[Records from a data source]
----------------

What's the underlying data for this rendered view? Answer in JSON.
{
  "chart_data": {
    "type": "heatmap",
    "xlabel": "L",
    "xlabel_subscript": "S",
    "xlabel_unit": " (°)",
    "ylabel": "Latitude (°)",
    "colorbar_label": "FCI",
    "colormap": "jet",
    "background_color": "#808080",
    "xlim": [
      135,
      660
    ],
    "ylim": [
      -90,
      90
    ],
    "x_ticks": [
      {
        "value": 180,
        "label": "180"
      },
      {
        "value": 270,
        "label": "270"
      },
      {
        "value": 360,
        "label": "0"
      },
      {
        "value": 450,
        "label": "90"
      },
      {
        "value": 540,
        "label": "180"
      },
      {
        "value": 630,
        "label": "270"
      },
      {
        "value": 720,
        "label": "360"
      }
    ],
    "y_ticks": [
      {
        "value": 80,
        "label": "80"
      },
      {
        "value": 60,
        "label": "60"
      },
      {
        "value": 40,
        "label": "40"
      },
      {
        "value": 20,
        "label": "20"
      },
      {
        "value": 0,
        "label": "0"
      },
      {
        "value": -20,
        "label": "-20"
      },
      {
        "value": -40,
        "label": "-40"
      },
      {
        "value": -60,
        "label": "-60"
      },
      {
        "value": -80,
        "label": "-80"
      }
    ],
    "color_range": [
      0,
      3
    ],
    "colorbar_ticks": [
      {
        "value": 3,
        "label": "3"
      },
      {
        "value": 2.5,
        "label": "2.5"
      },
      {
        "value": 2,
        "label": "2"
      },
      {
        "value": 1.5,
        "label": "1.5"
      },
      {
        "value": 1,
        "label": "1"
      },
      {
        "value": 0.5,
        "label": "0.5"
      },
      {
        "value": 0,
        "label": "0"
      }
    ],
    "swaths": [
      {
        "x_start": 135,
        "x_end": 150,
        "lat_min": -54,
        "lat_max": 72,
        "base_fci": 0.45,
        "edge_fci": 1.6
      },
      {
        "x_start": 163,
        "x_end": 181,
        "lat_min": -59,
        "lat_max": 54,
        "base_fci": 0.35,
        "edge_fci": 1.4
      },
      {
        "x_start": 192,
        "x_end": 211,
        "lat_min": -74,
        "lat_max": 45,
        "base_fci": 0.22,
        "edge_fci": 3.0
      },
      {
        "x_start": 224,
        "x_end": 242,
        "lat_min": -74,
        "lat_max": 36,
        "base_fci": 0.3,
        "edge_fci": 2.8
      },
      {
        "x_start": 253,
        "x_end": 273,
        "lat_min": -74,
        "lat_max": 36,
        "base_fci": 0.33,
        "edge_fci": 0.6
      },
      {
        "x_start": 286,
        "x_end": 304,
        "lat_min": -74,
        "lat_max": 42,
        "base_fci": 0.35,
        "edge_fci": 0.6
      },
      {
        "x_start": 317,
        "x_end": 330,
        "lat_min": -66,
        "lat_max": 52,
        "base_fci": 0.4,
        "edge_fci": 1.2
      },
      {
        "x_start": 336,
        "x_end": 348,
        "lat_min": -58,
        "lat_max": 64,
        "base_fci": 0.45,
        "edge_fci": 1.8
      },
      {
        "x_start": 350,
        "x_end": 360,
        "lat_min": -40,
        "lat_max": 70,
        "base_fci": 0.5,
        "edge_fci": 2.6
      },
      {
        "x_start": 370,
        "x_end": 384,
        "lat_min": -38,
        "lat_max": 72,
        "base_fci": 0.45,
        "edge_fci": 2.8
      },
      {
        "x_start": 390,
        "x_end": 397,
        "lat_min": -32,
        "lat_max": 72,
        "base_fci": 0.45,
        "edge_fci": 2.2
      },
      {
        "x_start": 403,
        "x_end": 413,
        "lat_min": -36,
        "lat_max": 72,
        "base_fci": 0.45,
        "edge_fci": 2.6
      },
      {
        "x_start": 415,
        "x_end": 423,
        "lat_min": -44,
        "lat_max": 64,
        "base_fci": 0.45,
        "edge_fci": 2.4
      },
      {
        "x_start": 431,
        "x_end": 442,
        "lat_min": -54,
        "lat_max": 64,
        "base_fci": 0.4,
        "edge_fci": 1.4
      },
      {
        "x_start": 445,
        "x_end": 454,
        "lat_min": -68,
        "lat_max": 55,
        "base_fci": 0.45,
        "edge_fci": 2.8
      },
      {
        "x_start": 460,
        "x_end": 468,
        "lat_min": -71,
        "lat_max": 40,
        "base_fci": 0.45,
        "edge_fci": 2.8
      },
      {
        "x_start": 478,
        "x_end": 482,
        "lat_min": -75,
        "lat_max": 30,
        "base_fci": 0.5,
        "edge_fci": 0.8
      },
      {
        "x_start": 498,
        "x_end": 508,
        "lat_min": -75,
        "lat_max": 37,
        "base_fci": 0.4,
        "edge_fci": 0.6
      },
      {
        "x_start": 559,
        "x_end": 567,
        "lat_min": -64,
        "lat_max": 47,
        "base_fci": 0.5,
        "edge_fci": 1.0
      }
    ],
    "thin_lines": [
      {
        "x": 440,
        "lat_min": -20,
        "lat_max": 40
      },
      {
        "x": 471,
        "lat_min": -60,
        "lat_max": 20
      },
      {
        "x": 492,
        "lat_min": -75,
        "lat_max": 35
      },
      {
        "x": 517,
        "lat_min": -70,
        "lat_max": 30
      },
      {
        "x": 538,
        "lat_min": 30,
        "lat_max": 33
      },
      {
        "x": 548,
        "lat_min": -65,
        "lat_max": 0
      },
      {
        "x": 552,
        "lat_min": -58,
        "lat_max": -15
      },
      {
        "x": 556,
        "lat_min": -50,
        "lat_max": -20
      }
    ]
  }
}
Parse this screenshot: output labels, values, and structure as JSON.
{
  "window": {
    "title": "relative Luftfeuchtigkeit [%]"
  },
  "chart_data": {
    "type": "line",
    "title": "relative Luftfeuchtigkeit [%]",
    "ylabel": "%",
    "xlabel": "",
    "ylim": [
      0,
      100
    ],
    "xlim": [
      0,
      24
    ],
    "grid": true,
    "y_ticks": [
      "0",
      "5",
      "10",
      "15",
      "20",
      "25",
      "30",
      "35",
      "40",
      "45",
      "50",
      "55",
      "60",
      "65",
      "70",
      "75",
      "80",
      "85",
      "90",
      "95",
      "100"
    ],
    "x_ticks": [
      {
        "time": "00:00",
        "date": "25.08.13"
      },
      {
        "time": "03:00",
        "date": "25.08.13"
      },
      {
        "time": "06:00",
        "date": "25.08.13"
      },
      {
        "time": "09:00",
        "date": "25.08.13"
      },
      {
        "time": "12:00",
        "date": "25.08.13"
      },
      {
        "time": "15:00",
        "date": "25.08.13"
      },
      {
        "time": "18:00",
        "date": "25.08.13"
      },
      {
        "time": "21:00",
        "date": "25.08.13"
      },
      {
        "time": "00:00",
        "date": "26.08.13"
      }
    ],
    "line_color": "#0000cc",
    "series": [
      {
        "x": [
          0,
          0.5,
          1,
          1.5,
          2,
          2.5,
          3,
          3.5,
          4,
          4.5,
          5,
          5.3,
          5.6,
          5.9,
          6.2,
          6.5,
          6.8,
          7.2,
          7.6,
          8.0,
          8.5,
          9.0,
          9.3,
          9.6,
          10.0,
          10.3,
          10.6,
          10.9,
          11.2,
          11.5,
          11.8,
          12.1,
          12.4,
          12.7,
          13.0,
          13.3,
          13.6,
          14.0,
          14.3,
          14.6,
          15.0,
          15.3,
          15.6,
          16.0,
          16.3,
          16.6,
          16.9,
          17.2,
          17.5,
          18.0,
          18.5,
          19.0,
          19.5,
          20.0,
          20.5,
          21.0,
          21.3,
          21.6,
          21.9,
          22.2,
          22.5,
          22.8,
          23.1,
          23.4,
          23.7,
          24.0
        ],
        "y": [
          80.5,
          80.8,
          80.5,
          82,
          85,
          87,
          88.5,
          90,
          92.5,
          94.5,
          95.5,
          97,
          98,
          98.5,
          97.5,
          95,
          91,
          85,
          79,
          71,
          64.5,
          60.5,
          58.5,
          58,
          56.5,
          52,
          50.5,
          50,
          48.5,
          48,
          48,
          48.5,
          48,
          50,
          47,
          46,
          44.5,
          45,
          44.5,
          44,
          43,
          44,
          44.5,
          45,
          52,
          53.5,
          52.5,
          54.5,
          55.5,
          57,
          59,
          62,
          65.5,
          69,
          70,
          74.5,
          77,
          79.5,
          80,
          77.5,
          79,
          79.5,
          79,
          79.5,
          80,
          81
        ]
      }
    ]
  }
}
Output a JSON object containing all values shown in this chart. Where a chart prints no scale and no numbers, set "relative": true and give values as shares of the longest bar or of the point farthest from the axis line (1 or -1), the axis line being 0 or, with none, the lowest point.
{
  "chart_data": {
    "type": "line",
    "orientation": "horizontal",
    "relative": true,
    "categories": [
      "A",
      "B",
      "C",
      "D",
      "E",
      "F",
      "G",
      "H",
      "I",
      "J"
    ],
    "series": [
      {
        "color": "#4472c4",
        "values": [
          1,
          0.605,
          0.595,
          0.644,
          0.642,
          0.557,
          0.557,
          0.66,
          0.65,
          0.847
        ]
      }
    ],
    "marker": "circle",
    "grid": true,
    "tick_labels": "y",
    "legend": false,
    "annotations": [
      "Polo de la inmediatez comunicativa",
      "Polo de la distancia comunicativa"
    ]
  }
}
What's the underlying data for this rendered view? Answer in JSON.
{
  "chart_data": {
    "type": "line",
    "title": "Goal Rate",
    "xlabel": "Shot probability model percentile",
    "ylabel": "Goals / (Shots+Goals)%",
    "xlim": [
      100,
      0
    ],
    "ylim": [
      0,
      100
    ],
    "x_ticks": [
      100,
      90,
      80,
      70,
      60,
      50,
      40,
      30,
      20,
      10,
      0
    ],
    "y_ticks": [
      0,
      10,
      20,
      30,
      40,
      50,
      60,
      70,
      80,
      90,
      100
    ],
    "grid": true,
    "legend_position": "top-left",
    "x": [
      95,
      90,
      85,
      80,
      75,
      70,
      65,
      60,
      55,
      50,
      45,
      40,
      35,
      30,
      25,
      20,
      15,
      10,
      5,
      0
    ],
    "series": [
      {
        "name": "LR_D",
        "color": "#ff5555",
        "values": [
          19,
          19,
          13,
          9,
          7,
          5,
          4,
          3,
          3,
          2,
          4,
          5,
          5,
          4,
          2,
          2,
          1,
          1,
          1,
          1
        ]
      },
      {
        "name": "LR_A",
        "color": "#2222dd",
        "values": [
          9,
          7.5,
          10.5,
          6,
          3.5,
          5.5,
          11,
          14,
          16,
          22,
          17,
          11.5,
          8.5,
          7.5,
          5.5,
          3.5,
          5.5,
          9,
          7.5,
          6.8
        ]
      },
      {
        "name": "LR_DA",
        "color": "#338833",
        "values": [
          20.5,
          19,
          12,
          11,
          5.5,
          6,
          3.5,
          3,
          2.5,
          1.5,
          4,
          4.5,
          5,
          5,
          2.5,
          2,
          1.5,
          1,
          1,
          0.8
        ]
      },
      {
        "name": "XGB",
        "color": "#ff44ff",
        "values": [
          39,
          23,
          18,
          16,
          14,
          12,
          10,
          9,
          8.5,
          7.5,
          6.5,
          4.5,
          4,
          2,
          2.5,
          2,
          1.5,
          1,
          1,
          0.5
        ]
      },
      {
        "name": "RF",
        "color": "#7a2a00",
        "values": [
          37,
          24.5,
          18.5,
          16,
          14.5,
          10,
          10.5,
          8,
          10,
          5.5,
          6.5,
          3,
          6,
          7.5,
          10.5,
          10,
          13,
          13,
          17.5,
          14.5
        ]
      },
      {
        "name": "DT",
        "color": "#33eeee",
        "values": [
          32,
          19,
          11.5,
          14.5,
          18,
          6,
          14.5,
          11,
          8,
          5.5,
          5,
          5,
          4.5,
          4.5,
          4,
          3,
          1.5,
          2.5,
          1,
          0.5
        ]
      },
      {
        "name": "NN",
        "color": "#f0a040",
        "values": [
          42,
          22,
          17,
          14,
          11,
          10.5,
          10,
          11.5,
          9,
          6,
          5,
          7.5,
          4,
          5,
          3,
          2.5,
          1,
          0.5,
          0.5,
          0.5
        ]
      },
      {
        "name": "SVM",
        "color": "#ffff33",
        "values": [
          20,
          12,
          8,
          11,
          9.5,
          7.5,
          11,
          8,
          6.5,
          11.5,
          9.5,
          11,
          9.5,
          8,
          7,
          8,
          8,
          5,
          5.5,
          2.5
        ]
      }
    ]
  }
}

----------------

- _PROBLEM TO WORK ON_
Figure out how many lines of the data above include "ylabel", then give the number and nothing more.

- _RESPONSE TO THIS TASK_
3